Leave out the pictures and copy the remaining records exactly.

---

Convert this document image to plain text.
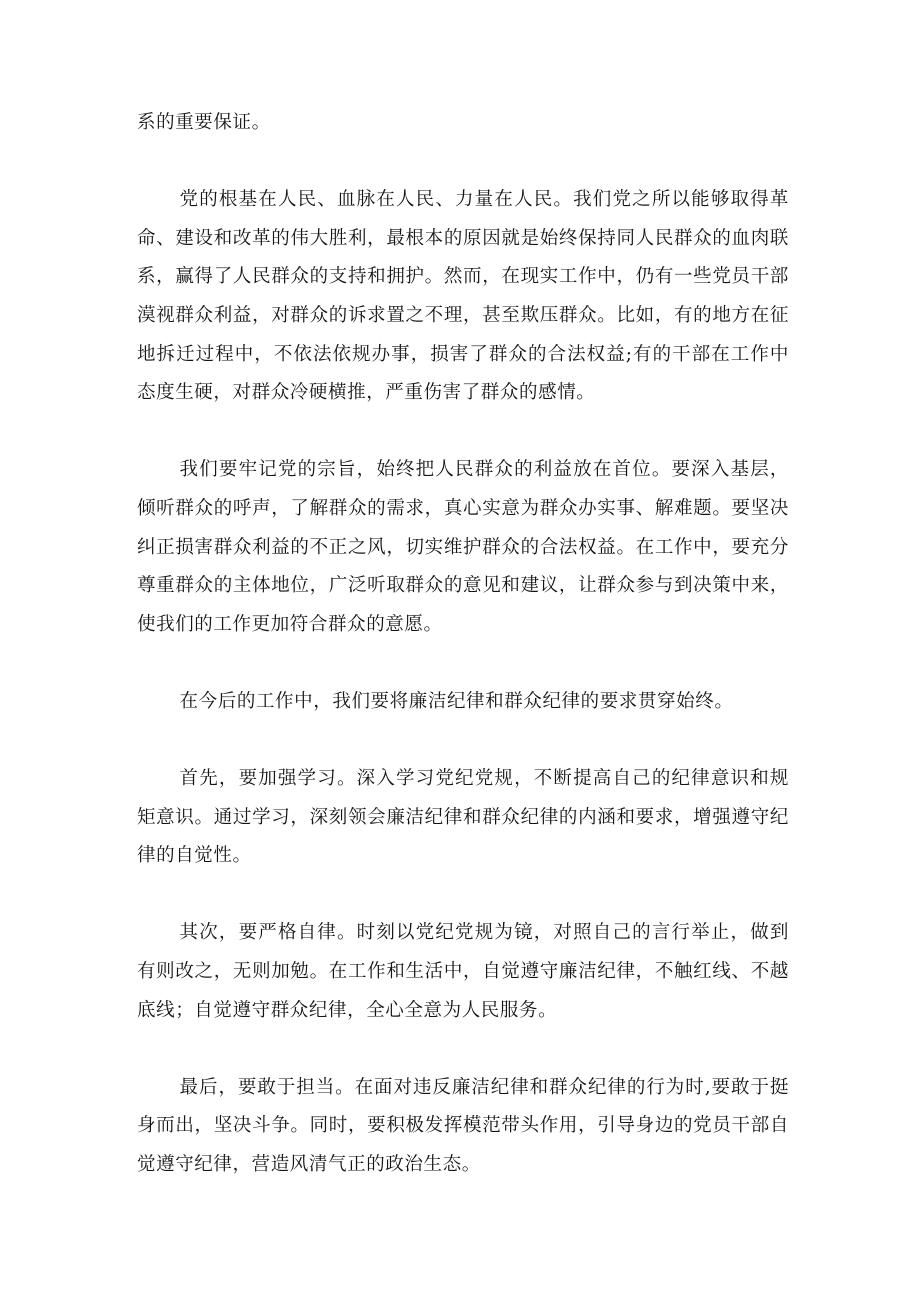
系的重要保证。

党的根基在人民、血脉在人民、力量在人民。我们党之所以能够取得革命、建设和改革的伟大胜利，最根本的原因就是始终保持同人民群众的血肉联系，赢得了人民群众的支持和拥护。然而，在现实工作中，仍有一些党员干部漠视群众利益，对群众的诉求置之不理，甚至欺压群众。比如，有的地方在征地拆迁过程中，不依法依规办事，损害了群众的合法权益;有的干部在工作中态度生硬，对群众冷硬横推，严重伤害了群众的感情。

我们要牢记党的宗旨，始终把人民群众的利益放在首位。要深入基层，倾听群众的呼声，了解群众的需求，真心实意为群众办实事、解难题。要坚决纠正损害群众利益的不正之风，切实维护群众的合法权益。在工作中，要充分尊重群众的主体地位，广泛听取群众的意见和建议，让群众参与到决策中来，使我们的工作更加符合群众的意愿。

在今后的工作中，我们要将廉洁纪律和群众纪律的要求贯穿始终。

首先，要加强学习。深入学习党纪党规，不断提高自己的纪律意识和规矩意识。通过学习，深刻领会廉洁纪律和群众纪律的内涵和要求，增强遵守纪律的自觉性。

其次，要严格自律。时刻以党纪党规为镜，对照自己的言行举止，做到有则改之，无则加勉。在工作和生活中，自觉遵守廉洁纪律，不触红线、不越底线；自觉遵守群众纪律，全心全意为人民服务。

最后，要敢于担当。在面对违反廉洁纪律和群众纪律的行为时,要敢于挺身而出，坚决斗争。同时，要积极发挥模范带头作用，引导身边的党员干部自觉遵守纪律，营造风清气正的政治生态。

---

_ANSWER TO THIS EXERCISE:_
Convert this document image to plain text.
系的重要保证。

党的根基在人民、血脉在人民、力量在人民。我们党之所以能够取得革命、建设和改革的伟大胜利，最根本的原因就是始终保持同人民群众的血肉联系，赢得了人民群众的支持和拥护。然而，在现实工作中，仍有一些党员干部漠视群众利益，对群众的诉求置之不理，甚至欺压群众。比如，有的地方在征地拆迁过程中，不依法依规办事，损害了群众的合法权益;有的干部在工作中态度生硬，对群众冷硬横推，严重伤害了群众的感情。

我们要牢记党的宗旨，始终把人民群众的利益放在首位。要深入基层，倾听群众的呼声，了解群众的需求，真心实意为群众办实事、解难题。要坚决纠正损害群众利益的不正之风，切实维护群众的合法权益。在工作中，要充分尊重群众的主体地位，广泛听取群众的意见和建议，让群众参与到决策中来，使我们的工作更加符合群众的意愿。

在今后的工作中，我们要将廉洁纪律和群众纪律的要求贯穿始终。

首先，要加强学习。深入学习党纪党规，不断提高自己的纪律意识和规矩意识。通过学习，深刻领会廉洁纪律和群众纪律的内涵和要求，增强遵守纪律的自觉性。

其次，要严格自律。时刻以党纪党规为镜，对照自己的言行举止，做到有则改之，无则加勉。在工作和生活中，自觉遵守廉洁纪律，不触红线、不越底线；自觉遵守群众纪律，全心全意为人民服务。

最后，要敢于担当。在面对违反廉洁纪律和群众纪律的行为时,要敢于挺身而出，坚决斗争。同时，要积极发挥模范带头作用，引导身边的党员干部自觉遵守纪律，营造风清气正的政治生态。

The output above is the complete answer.